WRITTEN INSTRUCTION.
Select every line below containing the word "mean".

MATERIAL SHOWN.
*****

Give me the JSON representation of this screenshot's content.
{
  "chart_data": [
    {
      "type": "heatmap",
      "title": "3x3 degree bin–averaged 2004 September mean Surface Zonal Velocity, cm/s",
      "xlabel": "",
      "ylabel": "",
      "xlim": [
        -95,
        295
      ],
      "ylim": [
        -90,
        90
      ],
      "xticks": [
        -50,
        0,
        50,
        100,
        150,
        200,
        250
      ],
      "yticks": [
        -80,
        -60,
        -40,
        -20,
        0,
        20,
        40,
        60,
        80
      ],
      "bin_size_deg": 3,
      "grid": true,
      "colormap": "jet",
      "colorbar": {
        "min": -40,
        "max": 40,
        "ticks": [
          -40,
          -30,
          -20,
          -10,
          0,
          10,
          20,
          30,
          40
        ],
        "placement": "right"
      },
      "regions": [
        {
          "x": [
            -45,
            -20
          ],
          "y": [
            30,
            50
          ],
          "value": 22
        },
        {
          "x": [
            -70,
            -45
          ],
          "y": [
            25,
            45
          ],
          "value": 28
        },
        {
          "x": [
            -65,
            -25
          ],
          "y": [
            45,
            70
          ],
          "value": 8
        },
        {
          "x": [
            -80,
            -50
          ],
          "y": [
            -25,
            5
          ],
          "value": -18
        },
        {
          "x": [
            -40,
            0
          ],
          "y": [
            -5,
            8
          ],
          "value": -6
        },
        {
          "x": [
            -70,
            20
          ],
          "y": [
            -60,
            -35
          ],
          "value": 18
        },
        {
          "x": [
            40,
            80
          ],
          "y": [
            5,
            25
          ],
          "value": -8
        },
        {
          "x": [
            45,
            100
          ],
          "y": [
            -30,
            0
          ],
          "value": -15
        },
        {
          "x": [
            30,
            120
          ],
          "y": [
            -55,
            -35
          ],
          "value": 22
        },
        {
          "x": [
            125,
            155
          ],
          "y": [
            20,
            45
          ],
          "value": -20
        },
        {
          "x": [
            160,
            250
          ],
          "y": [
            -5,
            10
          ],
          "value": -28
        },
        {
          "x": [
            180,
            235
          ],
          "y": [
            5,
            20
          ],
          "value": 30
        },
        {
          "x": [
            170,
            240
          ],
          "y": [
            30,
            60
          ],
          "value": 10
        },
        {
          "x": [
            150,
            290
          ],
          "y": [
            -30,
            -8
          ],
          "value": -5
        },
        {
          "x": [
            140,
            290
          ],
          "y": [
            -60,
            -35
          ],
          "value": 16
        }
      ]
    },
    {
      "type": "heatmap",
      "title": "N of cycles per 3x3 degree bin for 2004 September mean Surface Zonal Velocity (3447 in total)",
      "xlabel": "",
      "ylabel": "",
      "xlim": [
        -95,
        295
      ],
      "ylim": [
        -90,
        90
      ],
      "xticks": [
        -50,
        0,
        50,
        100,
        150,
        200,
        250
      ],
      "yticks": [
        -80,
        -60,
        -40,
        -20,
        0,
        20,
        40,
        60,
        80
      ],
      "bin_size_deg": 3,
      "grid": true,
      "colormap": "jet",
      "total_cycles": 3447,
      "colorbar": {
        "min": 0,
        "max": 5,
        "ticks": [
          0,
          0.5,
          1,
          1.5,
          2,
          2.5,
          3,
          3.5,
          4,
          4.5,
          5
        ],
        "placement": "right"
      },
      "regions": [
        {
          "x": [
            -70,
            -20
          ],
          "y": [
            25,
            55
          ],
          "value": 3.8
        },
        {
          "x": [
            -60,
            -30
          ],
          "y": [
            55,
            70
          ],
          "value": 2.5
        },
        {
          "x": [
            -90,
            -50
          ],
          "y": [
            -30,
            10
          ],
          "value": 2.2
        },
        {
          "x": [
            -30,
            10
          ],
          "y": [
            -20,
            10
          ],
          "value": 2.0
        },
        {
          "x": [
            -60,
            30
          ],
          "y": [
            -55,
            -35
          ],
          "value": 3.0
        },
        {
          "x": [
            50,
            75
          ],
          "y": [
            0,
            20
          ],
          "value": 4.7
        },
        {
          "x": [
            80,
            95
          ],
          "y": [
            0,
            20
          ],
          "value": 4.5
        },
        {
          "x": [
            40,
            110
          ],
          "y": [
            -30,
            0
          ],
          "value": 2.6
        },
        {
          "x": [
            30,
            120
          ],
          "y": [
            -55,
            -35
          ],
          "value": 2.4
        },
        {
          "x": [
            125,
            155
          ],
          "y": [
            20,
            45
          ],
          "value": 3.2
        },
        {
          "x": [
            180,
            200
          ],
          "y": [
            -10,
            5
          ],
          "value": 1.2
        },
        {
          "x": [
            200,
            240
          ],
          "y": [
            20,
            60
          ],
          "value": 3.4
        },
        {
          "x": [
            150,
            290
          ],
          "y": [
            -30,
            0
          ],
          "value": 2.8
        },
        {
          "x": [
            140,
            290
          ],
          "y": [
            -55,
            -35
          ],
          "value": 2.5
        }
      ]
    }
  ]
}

*****

ANSWER TO THE EXERCISE.
      "title": "3x3 degree bin–averaged 2004 September mean Surface Zonal Velocity, cm/s",
      "title": "N of cycles per 3x3 degree bin for 2004 September mean Surface Zonal Velocity (3447 in total)",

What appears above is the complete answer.